* _Testo in esame_
Dott.ssa Michela Pantano

Disturbi dell'umore a Vicenza

DEPRESSIONE

Se il tuo tono dell'umore ti obbliga a restringere il campo degli interessi, ti allontana dalle persone che ami e, soprattutto, ti rende infelice per ogni scelta compiuta; in altre parole, se un qualsiasi evento, ripetutamente, ti getta nello sconforto impedendoti di continuare a vivere come hai sempre fatto o come avresti voluto, forse è arrivato il momento di capire cosa alimenta la depressione, cosa dentro di te le permette di ripresentarsi puntuale ogni mattino corrodendo relazioni e spingendoti a pensare che niente valga la pena di essere vissuto.

Consultare uno psicoterapeuta aiuta a non sentirsi soli in questo lungo viaggio attraverso la cura, a scegliere la modalità di trattamento più adatta e a conoscere quanto sta accadendo per non sentirsene sopraffatti. Aiuta soprattutto a passare dal non senso della depressione come malattia al senso della depressione come esperienza vissuta di una persona che ha la sua storia, la sua fisionomia, il suo radicamento nel mondo.

Lo psicoterapeuta ti può aiutare a prendere coscienza di quei funzionamenti inconsapevoli che creano le condizioni interne per l’instaurarsi del tuo malessere e a liberartene.

Le cause della depressione

Le cause scatenanti interne ed esterne possono essere a volte molto significative (traumi, lutti, separazioni, perdite), altre volte invece sono così ben celate da non essere immediatamente percepibili.
Il trattamento psicoanalitico rende il paziente soggetto attivo della propria cura attraverso l’interazione diretta con il proprio terapeuta: il coinvolgimento di entrambi nella comprensione della malattia attraverso l’esplorazione delle radici intrapsichiche, familiari ed ambientali della stessa, serve da motore per riavviare un processo vitale che, in maniera del tutto inconsapevole, da qualche parte un giorno si è interrotto.
In sintesi la terapia psicoanalitica, tramite il lavoro sulla radice della depressione, cioè su quella singola e personale storia che il paziente porta in seduta, indaga i legami ed il radicamento della malattia nella vita del paziente. In tal modo lo psicoanalista aiuta a comprendere la depressione e, soprattutto, cosa innesca lo stato depressivo e contribuisce al suo mantenimento e quindi quali trasformazioni devono essere affrontate per ottenere un cambiamento stabile nel tempo.

* _Dati da esaminare_
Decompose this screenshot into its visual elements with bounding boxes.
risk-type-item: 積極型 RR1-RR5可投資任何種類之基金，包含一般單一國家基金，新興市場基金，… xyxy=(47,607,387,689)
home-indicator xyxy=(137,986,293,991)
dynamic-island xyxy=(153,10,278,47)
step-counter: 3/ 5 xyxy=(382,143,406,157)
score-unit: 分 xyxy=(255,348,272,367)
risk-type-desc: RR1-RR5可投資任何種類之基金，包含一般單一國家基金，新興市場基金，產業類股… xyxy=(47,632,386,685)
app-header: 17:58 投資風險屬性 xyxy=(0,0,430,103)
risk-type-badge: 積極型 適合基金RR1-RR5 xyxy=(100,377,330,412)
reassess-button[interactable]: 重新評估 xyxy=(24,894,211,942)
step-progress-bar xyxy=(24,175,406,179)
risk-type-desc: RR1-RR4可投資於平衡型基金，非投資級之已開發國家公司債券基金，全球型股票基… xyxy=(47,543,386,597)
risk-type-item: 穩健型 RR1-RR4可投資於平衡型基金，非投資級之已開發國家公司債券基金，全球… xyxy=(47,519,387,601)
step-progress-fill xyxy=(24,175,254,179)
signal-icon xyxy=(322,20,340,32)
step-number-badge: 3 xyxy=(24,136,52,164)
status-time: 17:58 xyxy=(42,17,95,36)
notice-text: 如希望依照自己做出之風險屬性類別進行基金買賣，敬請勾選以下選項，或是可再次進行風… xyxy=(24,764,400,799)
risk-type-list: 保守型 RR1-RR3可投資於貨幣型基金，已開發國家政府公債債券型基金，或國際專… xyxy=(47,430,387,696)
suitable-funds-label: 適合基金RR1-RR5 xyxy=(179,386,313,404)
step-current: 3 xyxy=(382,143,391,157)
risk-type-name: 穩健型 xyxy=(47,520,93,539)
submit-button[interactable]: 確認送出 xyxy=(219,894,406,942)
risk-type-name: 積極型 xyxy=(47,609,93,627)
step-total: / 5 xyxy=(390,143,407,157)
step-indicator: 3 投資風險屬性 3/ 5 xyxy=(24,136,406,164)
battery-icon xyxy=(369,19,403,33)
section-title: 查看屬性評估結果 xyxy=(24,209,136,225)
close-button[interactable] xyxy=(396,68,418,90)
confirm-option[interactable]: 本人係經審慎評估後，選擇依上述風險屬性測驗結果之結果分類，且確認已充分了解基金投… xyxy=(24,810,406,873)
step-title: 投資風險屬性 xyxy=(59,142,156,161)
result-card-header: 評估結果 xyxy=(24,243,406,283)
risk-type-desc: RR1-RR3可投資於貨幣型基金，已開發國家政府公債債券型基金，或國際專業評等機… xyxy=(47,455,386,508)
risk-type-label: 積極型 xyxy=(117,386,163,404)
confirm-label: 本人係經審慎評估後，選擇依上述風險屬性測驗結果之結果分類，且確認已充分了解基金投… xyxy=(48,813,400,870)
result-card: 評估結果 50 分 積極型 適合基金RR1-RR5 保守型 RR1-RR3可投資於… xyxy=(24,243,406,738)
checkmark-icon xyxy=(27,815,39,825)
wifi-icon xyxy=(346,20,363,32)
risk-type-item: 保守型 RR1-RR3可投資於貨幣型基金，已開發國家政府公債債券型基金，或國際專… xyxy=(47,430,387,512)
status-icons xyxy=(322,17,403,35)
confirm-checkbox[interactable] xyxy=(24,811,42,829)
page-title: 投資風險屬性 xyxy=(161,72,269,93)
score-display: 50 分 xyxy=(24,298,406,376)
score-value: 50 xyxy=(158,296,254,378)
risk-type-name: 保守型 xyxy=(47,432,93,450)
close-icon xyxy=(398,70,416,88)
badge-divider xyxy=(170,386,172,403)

* _Problemi da risolvere_
1. Traduci in inglese questa frase del testo sulla depressione: «Lo psicoterapeuta ti può aiutare a prendere coscienza di quei funzionamenti inconsapevoli che creano le condizioni interne per l’instaurarsi del tuo malessere e a liberartene.»
2. Riprendi il testo sulla depressione subito dopo la sua ultima frase e proseguilo.

* _Risposte_
1. The psychotherapist can help you become aware of those unconscious workings that create the internal conditions for your distress to take hold, and help you free yourself from them.

2.
ANSIA

L’ansia è una condizione psichica, prevalentemente consapevole, caratterizzata da sensazioni di paura. Queste possono derivare da stimoli soggettivi od oggettivi. L’ansia è spesso associata a sintomi corporei ( palpitazioni, senso di oppressione al petto, affanno, tremori, sudorazioni).

L’ansia può essere una normale risposta a un pericolo oppure a uno stress psicologico. L’ansia di tipo normale ha le sue radici nella paura ed è importante perché è funzionale alla sopravvivenza. Tuttavia, essa è considerata un disturbo quando si manifesta in momenti inappropriati, ed è talmente intensa e duratura da interferire con le normali attività di una persona.

In ambito psicoanalitico più che di ansia si parla di angoscia.

L’angoscia si distingue dalla paura (ansia) per il fatto di essere meno specifica o legata ad un oggetto che la genera. Può derivare da un conflitto interiore e non è una paura immediatamente individuabile. E’ un terrore senza nome che deriva dall’immaginazione catastrofica dell’individuo.

Il tema dell’angoscia in psicoanalisi è molto complesso ma l’evoluzione teorica di questo concetto ha dato un grande contributo alla comprensione clinica di alcune situazioni psicopatologiche, in particolare a quelle condizioni cliniche in cui determinati stati d’angoscia esprimono sottostanti problematiche strutturali e funzionali del Sé.